• EXERCISE BRIEF
Convert every line of the listing below into a JSON list of strings, one string per line, skipping blank lines and leaving out the pictures.

Stored listing:
......
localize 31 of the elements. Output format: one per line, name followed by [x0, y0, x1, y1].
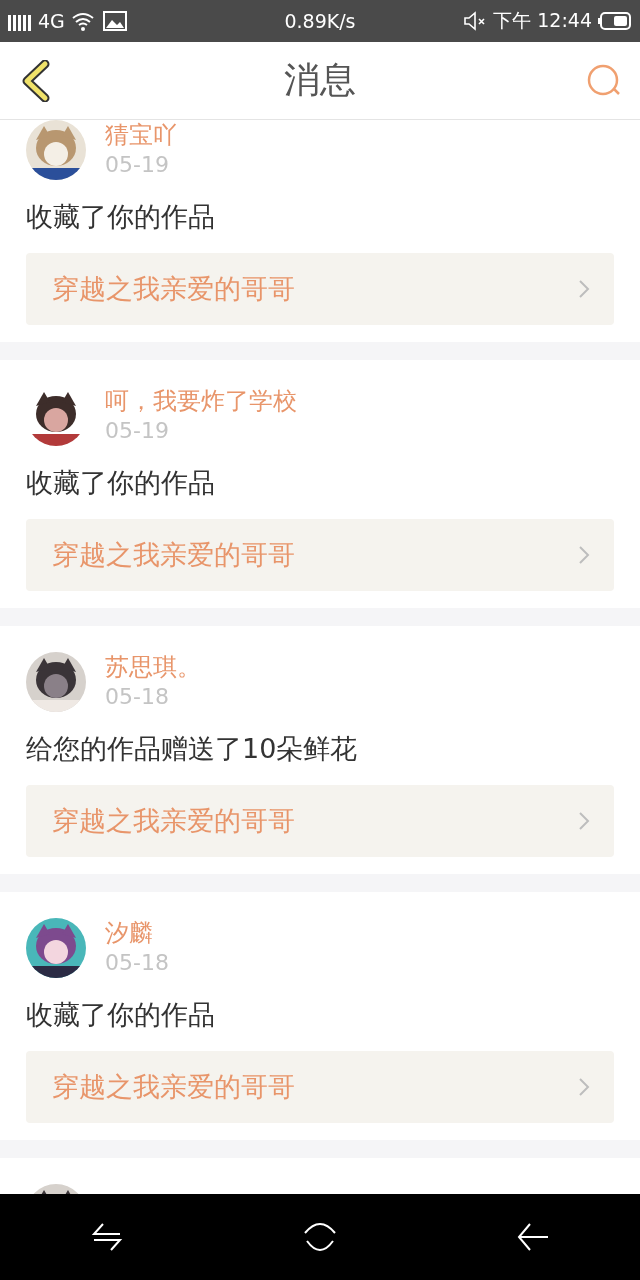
chevron-right-icon: [578, 279, 590, 299]
mute-icon: [463, 11, 488, 31]
message-text: 收藏了你的作品: [26, 998, 216, 1032]
user-name[interactable]: 苏思琪。: [105, 652, 201, 682]
message-date: 05-19: [105, 417, 169, 445]
work-link[interactable]: 穿越之我亲爱的哥哥: [26, 253, 614, 325]
message-text: 收藏了你的作品: [26, 200, 216, 234]
user-name[interactable]: 呵，我要炸了学校: [105, 386, 297, 416]
user-name[interactable]: 猜宝吖: [105, 120, 177, 150]
message-text: 给您的作品赠送了10朵鲜花: [26, 732, 359, 766]
back-arrow-icon: [516, 1221, 551, 1253]
page-title: 消息: [284, 58, 356, 102]
battery-icon: [598, 11, 632, 31]
work-link[interactable]: 穿越之我亲爱的哥哥: [26, 1051, 614, 1123]
clock: 下午 12:44: [493, 8, 592, 33]
user-name[interactable]: 汐麟: [105, 918, 153, 948]
message-text: 收藏了你的作品: [26, 466, 216, 500]
chevron-right-icon: [578, 545, 590, 565]
network-speed: 0.89K/s: [284, 10, 356, 32]
home-icon: [302, 1221, 338, 1253]
message-date: 05-18: [105, 683, 169, 711]
chevron-right-icon: [578, 1077, 590, 1097]
work-link[interactable]: 穿越之我亲爱的哥哥: [26, 519, 614, 591]
network-type: 4G: [38, 10, 65, 32]
back-icon: [21, 59, 51, 102]
switch-arrows-icon: [90, 1221, 123, 1253]
work-link[interactable]: 穿越之我亲爱的哥哥: [26, 785, 614, 857]
message-date: 05-18: [105, 949, 169, 977]
chevron-right-icon: [578, 811, 590, 831]
message-date: 05-19: [105, 151, 169, 179]
image-icon: [102, 11, 127, 31]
......
• TASK ANSWER
[
  "localize 31 of the elements. Output format: one per line, name followed by [x0, y0, x1, y1].",
  "chevron-right-icon: [578, 279, 590, 299]",
  "mute-icon: [463, 11, 488, 31]",
  "message-text: 收藏了你的作品: [26, 998, 216, 1032]",
  "user-name[interactable]: 苏思琪。: [105, 652, 201, 682]",
  "message-date: 05-19: [105, 417, 169, 445]",
  "work-link[interactable]: 穿越之我亲爱的哥哥: [26, 253, 614, 325]",
  "message-text: 收藏了你的作品: [26, 200, 216, 234]",
  "user-name[interactable]: 呵，我要炸了学校: [105, 386, 297, 416]",
  "user-name[interactable]: 猜宝吖: [105, 120, 177, 150]",
  "message-text: 给您的作品赠送了10朵鲜花: [26, 732, 359, 766]",
  "back-arrow-icon: [516, 1221, 551, 1253]",
  "page-title: 消息: [284, 58, 356, 102]",
  "battery-icon: [598, 11, 632, 31]",
  "work-link[interactable]: 穿越之我亲爱的哥哥: [26, 1051, 614, 1123]",
  "clock: 下午 12:44: [493, 8, 592, 33]",
  "user-name[interactable]: 汐麟: [105, 918, 153, 948]",
  "message-text: 收藏了你的作品: [26, 466, 216, 500]",
  "chevron-right-icon: [578, 545, 590, 565]",
  "network-speed: 0.89K/s: [284, 10, 356, 32]",
  "home-icon: [302, 1221, 338, 1253]",
  "message-date: 05-18: [105, 683, 169, 711]",
  "chevron-right-icon: [578, 1077, 590, 1097]",
  "work-link[interactable]: 穿越之我亲爱的哥哥: [26, 519, 614, 591]",
  "network-type: 4G: [38, 10, 65, 32]",
  "back-icon: [21, 59, 51, 102]",
  "switch-arrows-icon: [90, 1221, 123, 1253]",
  "work-link[interactable]: 穿越之我亲爱的哥哥: [26, 785, 614, 857]",
  "message-date: 05-18: [105, 949, 169, 977]",
  "chevron-right-icon: [578, 811, 590, 831]",
  "message-date: 05-19: [105, 151, 169, 179]",
  "image-icon: [102, 11, 127, 31]"
]